(Task statement):
Using the material below, copy every line where "heading" appears.

Stored data
▼

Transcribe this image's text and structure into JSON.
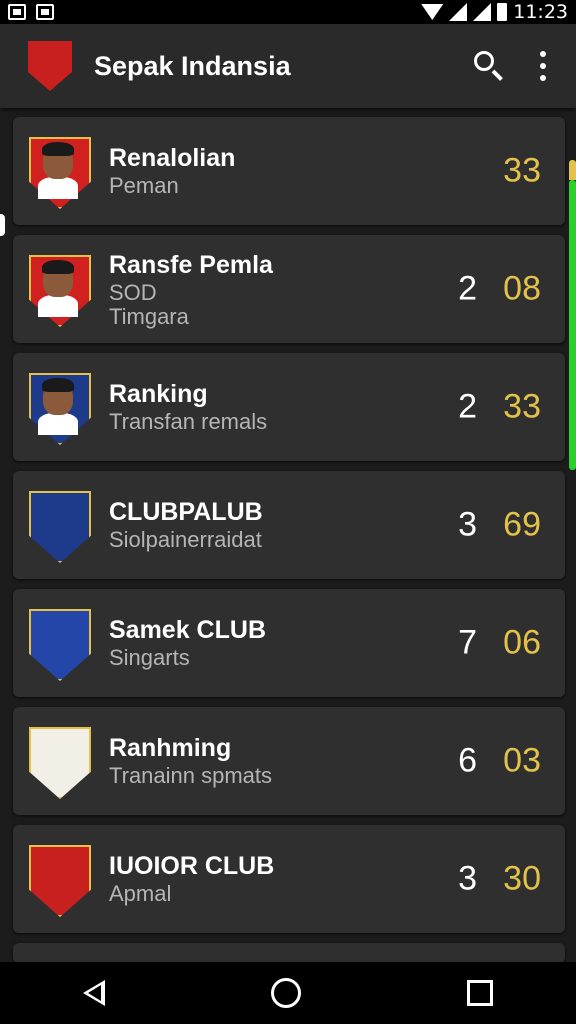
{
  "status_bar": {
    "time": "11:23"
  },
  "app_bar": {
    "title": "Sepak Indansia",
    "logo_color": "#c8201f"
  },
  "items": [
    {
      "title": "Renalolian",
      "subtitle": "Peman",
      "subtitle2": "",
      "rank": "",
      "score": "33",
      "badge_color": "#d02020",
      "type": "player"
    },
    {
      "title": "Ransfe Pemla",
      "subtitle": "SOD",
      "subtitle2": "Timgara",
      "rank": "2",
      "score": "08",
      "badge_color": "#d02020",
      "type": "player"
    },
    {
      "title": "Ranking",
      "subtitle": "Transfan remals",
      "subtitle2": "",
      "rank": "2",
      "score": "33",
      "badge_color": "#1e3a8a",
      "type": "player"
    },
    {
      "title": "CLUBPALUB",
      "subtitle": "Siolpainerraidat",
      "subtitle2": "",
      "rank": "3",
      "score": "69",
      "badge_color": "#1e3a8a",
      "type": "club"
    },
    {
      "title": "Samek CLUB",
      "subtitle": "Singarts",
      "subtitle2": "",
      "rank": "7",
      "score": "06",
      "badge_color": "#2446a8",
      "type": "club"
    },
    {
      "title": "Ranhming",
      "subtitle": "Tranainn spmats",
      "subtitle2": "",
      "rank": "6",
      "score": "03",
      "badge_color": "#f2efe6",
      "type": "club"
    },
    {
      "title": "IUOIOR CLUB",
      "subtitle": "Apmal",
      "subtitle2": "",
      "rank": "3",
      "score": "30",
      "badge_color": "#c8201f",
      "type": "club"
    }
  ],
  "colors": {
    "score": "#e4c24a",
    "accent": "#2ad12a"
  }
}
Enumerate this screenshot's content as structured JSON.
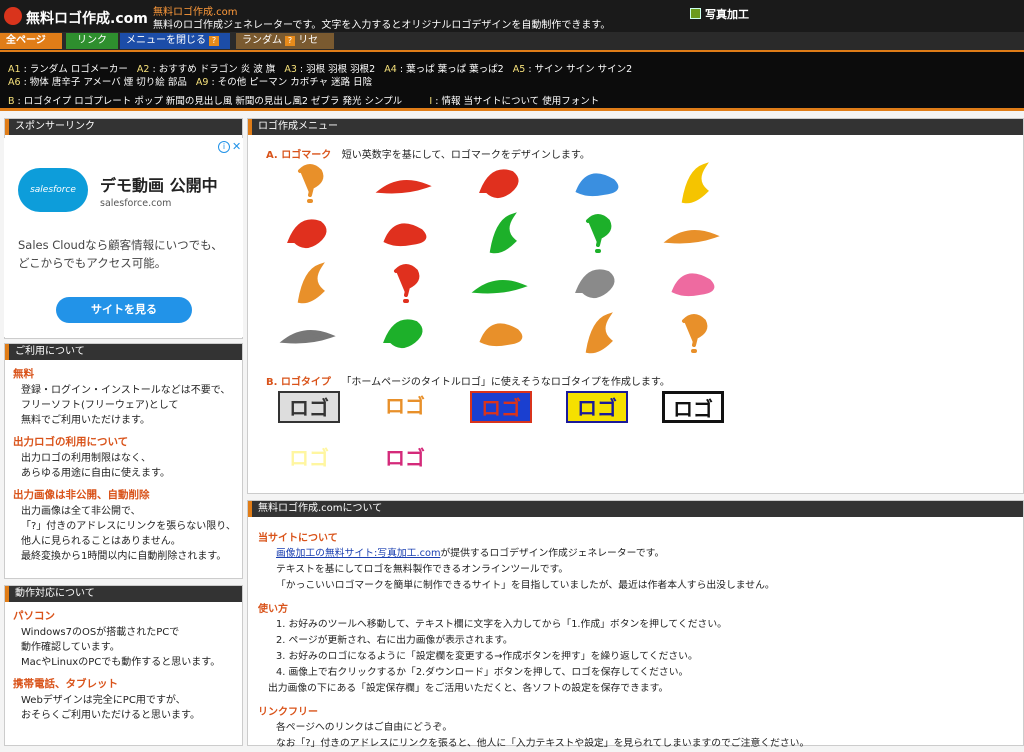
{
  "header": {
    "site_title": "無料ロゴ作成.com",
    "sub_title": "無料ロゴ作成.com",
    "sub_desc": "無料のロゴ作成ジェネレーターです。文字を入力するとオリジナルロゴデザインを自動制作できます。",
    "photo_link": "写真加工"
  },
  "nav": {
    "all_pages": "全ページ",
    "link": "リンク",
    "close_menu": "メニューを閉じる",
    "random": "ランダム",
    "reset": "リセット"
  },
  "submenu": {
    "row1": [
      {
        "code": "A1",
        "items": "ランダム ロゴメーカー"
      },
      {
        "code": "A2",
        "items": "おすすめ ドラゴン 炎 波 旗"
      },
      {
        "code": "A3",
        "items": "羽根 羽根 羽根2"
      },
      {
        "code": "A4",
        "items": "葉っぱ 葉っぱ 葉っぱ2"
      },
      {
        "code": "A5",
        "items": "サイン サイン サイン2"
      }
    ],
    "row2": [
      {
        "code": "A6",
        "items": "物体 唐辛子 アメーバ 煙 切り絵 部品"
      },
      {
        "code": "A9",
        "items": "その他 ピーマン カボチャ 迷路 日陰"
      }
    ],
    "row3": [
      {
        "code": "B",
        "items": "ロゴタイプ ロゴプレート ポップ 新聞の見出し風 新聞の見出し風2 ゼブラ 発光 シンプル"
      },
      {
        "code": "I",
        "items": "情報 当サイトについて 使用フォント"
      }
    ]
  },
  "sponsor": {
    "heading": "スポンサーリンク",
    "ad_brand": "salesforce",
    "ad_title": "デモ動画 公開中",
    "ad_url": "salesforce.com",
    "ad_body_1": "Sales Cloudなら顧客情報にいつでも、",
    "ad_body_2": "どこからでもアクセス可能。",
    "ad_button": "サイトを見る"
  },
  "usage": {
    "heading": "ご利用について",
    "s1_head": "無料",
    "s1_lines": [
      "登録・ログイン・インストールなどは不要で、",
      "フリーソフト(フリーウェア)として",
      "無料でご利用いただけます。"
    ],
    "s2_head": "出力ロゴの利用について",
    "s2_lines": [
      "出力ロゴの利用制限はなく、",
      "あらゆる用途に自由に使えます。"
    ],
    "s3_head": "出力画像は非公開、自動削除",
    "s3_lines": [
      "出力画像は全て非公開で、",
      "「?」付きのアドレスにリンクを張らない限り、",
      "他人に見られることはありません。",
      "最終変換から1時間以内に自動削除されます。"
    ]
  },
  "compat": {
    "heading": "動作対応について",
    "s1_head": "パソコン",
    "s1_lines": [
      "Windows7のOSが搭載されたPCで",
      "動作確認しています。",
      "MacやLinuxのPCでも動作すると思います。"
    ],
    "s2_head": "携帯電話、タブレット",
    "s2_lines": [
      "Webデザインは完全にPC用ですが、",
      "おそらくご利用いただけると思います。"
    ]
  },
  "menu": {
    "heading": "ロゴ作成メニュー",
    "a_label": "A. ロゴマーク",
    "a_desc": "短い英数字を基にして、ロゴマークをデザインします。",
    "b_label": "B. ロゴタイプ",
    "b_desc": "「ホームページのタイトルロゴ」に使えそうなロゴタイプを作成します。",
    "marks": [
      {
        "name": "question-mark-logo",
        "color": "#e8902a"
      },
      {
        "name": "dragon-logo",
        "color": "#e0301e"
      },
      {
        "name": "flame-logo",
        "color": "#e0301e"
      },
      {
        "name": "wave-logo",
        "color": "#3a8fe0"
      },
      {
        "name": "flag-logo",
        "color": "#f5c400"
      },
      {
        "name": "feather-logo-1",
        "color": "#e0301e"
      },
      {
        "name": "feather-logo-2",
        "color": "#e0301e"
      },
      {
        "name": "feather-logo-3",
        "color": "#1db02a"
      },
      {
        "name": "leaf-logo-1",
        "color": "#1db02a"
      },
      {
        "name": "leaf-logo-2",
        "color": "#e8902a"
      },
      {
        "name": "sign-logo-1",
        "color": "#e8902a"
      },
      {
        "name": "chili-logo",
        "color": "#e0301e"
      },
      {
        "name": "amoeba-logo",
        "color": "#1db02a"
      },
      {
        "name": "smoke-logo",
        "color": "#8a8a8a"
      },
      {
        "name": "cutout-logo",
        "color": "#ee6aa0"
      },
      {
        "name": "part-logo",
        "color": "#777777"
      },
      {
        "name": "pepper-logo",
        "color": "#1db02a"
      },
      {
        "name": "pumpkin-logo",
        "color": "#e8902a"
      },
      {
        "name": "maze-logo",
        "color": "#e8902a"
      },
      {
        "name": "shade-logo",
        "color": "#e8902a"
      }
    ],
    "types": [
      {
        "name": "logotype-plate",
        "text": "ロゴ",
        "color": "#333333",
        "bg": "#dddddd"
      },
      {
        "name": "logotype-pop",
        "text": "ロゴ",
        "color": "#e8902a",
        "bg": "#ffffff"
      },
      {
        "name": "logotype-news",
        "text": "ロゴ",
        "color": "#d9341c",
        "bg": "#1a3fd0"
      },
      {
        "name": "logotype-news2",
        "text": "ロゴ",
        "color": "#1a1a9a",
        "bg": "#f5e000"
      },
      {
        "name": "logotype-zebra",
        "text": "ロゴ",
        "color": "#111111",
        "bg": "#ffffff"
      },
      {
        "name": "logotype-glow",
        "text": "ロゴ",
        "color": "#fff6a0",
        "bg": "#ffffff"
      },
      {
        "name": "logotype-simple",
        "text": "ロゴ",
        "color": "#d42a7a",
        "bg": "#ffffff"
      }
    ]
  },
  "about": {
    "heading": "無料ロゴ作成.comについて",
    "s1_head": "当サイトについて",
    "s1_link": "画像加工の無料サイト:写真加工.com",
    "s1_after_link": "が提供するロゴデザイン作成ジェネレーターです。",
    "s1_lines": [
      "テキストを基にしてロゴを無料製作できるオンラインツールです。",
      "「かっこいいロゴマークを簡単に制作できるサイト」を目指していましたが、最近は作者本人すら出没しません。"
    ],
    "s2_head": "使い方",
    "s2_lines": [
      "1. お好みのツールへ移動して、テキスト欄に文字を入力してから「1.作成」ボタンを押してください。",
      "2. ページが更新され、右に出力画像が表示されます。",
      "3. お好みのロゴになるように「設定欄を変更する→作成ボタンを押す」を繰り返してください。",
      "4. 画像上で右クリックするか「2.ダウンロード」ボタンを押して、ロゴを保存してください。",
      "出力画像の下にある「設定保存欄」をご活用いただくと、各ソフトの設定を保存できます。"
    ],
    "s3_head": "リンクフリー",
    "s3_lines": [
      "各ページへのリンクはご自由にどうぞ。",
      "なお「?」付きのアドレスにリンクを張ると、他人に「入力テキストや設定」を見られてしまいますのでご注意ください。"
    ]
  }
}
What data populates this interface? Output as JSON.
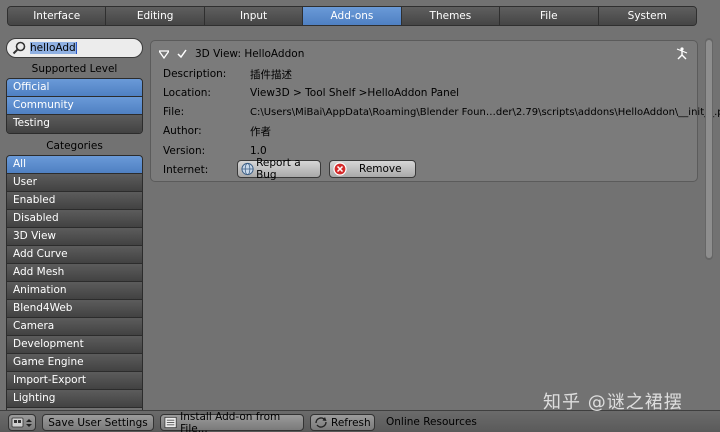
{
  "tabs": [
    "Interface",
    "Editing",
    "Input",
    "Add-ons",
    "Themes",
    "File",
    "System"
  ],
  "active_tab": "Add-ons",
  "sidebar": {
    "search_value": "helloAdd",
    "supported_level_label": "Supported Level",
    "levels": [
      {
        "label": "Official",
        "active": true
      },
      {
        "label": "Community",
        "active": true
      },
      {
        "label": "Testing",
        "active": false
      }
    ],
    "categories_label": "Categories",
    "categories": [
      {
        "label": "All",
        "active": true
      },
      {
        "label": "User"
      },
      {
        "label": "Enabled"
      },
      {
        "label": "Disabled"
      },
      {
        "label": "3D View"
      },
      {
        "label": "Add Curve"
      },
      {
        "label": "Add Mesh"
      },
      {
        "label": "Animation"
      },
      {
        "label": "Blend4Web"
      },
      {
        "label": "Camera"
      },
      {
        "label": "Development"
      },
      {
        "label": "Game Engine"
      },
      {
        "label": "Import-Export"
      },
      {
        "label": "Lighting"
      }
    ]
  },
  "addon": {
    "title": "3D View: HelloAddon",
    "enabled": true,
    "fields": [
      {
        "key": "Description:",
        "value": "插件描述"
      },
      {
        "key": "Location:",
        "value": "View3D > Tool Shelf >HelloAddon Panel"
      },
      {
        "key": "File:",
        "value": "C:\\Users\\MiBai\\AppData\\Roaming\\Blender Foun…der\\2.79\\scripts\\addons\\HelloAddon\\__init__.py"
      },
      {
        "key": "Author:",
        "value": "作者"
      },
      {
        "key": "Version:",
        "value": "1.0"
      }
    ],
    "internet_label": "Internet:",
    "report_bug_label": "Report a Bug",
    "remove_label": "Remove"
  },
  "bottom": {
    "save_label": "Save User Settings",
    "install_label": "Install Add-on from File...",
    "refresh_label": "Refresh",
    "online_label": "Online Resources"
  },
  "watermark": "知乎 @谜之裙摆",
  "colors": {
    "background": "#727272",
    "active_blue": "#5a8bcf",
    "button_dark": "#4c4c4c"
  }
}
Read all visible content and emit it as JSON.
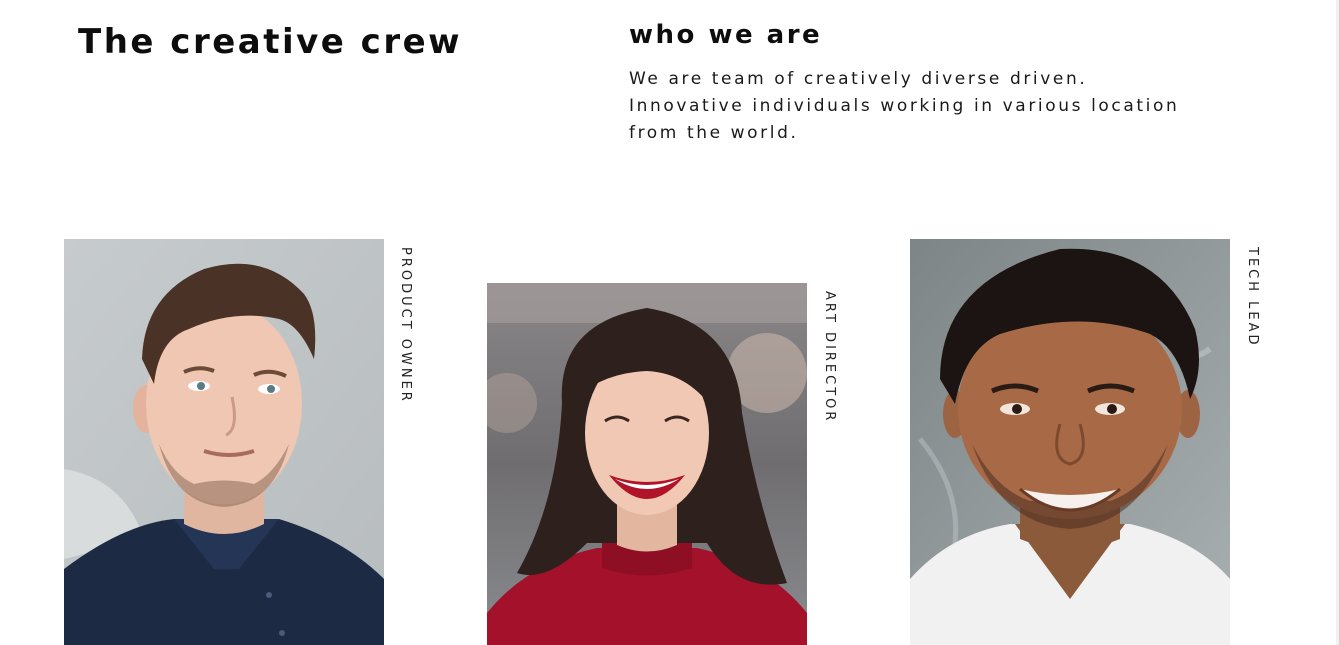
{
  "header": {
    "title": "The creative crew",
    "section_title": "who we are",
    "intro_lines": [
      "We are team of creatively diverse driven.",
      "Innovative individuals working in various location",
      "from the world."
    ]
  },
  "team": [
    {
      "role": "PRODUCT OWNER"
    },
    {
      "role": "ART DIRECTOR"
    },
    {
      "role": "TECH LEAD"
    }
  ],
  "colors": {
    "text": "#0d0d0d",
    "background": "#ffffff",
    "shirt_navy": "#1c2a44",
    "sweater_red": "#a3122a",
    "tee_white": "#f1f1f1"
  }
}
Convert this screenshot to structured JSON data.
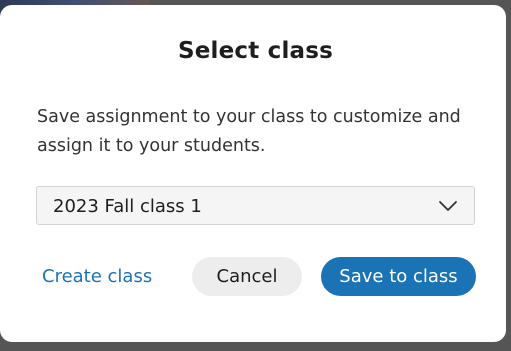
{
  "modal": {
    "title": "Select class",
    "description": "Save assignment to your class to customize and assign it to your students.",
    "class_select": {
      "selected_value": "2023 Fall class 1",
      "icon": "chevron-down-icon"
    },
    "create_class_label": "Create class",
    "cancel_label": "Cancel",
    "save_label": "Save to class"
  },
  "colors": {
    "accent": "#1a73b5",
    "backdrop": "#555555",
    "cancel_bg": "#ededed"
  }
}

▲

(Answer to this exercise):
    "heading": "スポンサーリンク",
    "heading": "ご利用について",
    "heading": "動作対応について",
    "heading": "ロゴ作成メニュー",
    "heading": "無料ロゴ作成.comについて",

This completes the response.